# Stated problem
Please repeat all of the lines that follow, exactly as written.

---------- Data for the task

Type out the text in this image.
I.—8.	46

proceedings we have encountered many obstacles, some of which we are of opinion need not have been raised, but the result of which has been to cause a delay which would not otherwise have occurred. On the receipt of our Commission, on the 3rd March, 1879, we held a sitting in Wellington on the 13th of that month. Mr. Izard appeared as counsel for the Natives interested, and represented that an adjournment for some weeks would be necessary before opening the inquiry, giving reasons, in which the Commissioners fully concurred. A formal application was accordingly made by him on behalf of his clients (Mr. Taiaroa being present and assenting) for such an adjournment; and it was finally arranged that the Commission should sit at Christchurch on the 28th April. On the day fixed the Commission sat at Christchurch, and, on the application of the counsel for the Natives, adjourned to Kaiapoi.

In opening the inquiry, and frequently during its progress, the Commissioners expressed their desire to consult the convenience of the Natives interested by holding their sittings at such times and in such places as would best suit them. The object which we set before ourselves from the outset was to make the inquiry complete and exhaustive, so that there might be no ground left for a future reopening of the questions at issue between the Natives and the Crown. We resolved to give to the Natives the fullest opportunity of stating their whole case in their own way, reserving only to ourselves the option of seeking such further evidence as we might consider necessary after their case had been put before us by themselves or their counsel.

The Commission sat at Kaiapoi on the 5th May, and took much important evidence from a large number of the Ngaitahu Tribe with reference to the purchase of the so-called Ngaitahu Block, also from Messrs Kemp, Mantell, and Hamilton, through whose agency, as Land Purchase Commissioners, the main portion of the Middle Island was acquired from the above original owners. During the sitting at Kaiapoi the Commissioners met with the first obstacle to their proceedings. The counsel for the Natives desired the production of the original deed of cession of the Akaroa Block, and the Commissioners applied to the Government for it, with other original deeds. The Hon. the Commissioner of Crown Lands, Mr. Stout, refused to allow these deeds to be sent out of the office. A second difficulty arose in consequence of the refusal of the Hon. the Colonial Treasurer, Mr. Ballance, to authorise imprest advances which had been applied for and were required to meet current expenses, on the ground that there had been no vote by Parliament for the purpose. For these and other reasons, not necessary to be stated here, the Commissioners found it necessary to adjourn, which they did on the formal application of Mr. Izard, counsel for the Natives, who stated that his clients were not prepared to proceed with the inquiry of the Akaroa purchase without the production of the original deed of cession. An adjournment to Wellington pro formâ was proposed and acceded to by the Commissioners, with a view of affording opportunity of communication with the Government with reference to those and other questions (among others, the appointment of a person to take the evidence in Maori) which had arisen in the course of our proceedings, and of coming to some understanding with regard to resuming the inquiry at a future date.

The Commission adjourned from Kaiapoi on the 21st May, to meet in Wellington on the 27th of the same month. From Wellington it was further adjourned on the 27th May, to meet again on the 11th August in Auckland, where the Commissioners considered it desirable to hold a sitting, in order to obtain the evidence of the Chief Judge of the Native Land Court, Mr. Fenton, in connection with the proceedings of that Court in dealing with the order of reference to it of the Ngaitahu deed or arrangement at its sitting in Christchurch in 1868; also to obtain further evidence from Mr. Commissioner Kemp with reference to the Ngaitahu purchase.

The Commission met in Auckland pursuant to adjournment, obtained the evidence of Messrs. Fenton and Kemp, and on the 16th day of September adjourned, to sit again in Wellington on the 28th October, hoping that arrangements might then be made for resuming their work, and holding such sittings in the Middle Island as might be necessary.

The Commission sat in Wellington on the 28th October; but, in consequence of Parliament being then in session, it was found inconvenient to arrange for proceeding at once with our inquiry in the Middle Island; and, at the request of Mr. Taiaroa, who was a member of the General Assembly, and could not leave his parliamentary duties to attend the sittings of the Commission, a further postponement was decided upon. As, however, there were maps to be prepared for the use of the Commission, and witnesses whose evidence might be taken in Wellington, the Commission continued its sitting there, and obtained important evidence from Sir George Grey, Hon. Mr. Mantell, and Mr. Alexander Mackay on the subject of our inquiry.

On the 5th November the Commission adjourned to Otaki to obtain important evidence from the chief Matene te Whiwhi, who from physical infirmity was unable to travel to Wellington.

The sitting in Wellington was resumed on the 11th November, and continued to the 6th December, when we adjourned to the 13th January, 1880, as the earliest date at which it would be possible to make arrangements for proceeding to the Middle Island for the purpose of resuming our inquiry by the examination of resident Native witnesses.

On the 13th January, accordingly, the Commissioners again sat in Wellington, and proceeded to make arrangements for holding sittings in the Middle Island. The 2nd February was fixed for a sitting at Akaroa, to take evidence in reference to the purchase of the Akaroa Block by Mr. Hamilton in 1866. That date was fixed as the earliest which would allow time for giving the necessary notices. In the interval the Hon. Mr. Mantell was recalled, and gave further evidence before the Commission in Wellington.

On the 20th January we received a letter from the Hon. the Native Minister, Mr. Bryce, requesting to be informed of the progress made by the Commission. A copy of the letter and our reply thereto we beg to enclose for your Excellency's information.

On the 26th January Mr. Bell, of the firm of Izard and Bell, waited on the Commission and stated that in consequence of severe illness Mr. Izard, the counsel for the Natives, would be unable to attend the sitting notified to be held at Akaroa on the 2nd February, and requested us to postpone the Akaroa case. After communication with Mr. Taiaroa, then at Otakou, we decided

--------------------

# Final answer
Type out the text in this image.
I.—8.	46

proceedings we have encountered many obstacles, some of which we are of opinion need not have been raised, but the result of which has been to cause a delay which would not otherwise have occurred. On the receipt of our Commission, on the 3rd March, 1879, we held a sitting in Wellington on the 13th of that month. Mr. Izard appeared as counsel for the Natives interested, and represented that an adjournment for some weeks would be necessary before opening the inquiry, giving reasons, in which the Commissioners fully concurred. A formal application was accordingly made by him on behalf of his clients (Mr. Taiaroa being present and assenting) for such an adjournment; and it was finally arranged that the Commission should sit at Christchurch on the 28th April. On the day fixed the Commission sat at Christchurch, and, on the application of the counsel for the Natives, adjourned to Kaiapoi.

In opening the inquiry, and frequently during its progress, the Commissioners expressed their desire to consult the convenience of the Natives interested by holding their sittings at such times and in such places as would best suit them. The object which we set before ourselves from the outset was to make the inquiry complete and exhaustive, so that there might be no ground left for a future reopening of the questions at issue between the Natives and the Crown. We resolved to give to the Natives the fullest opportunity of stating their whole case in their own way, reserving only to ourselves the option of seeking such further evidence as we might consider necessary after their case had been put before us by themselves or their counsel.

The Commission sat at Kaiapoi on the 5th May, and took much important evidence from a large number of the Ngaitahu Tribe with reference to the purchase of the so-called Ngaitahu Block, also from Messrs Kemp, Mantell, and Hamilton, through whose agency, as Land Purchase Commissioners, the main portion of the Middle Island was acquired from the above original owners. During the sitting at Kaiapoi the Commissioners met with the first obstacle to their proceedings. The counsel for the Natives desired the production of the original deed of cession of the Akaroa Block, and the Commissioners applied to the Government for it, with other original deeds. The Hon. the Commissioner of Crown Lands, Mr. Stout, refused to allow these deeds to be sent out of the office. A second difficulty arose in consequence of the refusal of the Hon. the Colonial Treasurer, Mr. Ballance, to authorise imprest advances which had been applied for and were required to meet current expenses, on the ground that there had been no vote by Parliament for the purpose. For these and other reasons, not necessary to be stated here, the Commissioners found it necessary to adjourn, which they did on the formal application of Mr. Izard, counsel for the Natives, who stated that his clients were not prepared to proceed with the inquiry of the Akaroa purchase without the production of the original deed of cession. An adjournment to Wellington pro formâ was proposed and acceded to by the Commissioners, with a view of affording opportunity of communication with the Government with reference to those and other questions (among others, the appointment of a person to take the evidence in Maori) which had arisen in the course of our proceedings, and of coming to some understanding with regard to resuming the inquiry at a future date.

The Commission adjourned from Kaiapoi on the 21st May, to meet in Wellington on the 27th of the same month. From Wellington it was further adjourned on the 27th May, to meet again on the 11th August in Auckland, where the Commissioners considered it desirable to hold a sitting, in order to obtain the evidence of the Chief Judge of the Native Land Court, Mr. Fenton, in connection with the proceedings of that Court in dealing with the order of reference to it of the Ngaitahu deed or arrangement at its sitting in Christchurch in 1868; also to obtain further evidence from Mr. Commissioner Kemp with reference to the Ngaitahu purchase.

The Commission met in Auckland pursuant to adjournment, obtained the evidence of Messrs. Fenton and Kemp, and on the 16th day of September adjourned, to sit again in Wellington on the 28th October, hoping that arrangements might then be made for resuming their work, and holding such sittings in the Middle Island as might be necessary.

The Commission sat in Wellington on the 28th October; but, in consequence of Parliament being then in session, it was found inconvenient to arrange for proceeding at once with our inquiry in the Middle Island; and, at the request of Mr. Taiaroa, who was a member of the General Assembly, and could not leave his parliamentary duties to attend the sittings of the Commission, a further postponement was decided upon. As, however, there were maps to be prepared for the use of the Commission, and witnesses whose evidence might be taken in Wellington, the Commission continued its sitting there, and obtained important evidence from Sir George Grey, Hon. Mr. Mantell, and Mr. Alexander Mackay on the subject of our inquiry.

On the 5th November the Commission adjourned to Otaki to obtain important evidence from the chief Matene te Whiwhi, who from physical infirmity was unable to travel to Wellington.

The sitting in Wellington was resumed on the 11th November, and continued to the 6th December, when we adjourned to the 13th January, 1880, as the earliest date at which it would be possible to make arrangements for proceeding to the Middle Island for the purpose of resuming our inquiry by the examination of resident Native witnesses.

On the 13th January, accordingly, the Commissioners again sat in Wellington, and proceeded to make arrangements for holding sittings in the Middle Island. The 2nd February was fixed for a sitting at Akaroa, to take evidence in reference to the purchase of the Akaroa Block by Mr. Hamilton in 1866. That date was fixed as the earliest which would allow time for giving the necessary notices. In the interval the Hon. Mr. Mantell was recalled, and gave further evidence before the Commission in Wellington.

On the 20th January we received a letter from the Hon. the Native Minister, Mr. Bryce, requesting to be informed of the progress made by the Commission. A copy of the letter and our reply thereto we beg to enclose for your Excellency's information.

On the 26th January Mr. Bell, of the firm of Izard and Bell, waited on the Commission and stated that in consequence of severe illness Mr. Izard, the counsel for the Natives, would be unable to attend the sitting notified to be held at Akaroa on the 2nd February, and requested us to postpone the Akaroa case. After communication with Mr. Taiaroa, then at Otakou, we decided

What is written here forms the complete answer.